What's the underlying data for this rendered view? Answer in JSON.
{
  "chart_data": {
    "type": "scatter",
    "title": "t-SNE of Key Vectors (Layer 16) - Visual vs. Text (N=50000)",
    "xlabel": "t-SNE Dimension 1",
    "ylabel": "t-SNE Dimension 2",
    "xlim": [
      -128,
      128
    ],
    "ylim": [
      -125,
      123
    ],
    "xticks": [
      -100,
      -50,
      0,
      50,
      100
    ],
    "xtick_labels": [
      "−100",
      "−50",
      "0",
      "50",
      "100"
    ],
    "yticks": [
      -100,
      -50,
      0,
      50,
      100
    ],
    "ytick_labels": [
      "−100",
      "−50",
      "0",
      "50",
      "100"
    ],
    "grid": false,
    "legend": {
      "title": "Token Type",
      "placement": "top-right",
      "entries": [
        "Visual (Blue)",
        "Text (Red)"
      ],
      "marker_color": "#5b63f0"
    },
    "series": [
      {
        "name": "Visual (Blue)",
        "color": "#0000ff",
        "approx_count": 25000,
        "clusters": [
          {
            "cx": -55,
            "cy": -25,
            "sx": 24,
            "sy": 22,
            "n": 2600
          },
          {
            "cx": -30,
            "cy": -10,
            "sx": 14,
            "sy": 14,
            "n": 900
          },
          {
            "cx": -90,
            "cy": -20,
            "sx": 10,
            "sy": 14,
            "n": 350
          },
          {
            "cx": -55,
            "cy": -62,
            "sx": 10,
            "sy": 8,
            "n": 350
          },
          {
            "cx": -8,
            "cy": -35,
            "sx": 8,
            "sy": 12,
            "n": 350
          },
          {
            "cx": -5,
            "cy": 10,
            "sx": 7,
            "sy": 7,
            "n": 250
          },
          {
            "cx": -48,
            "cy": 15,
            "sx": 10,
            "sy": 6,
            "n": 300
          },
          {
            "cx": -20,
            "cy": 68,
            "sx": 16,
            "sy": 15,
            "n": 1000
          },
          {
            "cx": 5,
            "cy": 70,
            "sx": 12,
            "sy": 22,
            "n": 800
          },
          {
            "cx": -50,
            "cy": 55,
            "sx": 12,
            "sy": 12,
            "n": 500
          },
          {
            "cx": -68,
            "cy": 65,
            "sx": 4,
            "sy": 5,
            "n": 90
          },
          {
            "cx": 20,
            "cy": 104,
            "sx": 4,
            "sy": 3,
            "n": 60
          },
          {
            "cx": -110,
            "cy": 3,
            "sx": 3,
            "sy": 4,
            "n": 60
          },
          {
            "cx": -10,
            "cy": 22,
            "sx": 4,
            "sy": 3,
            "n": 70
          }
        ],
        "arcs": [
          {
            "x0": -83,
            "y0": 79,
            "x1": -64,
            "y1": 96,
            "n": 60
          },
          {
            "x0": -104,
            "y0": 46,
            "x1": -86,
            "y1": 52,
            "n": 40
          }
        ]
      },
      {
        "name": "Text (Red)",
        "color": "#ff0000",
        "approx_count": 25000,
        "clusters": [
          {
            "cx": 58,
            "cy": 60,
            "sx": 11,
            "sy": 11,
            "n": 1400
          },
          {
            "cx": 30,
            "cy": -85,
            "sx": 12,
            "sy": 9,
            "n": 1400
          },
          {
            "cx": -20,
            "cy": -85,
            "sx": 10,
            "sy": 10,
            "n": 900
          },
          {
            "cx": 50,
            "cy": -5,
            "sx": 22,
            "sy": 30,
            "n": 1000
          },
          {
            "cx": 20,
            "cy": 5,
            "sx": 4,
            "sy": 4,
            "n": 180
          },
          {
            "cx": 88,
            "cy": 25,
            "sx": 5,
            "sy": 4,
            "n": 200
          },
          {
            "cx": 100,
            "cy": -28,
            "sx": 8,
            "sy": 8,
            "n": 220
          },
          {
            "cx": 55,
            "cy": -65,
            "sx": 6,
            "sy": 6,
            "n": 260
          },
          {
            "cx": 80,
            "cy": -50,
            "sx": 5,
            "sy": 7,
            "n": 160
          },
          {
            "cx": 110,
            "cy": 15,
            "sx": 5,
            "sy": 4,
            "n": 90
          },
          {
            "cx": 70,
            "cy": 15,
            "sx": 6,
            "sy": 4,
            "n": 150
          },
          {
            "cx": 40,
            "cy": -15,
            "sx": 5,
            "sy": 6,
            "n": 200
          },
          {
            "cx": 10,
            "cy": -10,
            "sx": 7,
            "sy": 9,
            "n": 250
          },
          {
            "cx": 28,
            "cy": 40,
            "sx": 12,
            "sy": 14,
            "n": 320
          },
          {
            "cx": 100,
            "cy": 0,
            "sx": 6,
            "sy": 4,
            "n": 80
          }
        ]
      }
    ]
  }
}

====

Problem requirements: Find the word "Visual" in the data and copy out each line where it turns up.

Result of the exercise:
    "title": "t-SNE of Key Vectors (Layer 16) - Visual vs. Text (N=50000)",
        "Visual (Blue)",
        "name": "Visual (Blue)",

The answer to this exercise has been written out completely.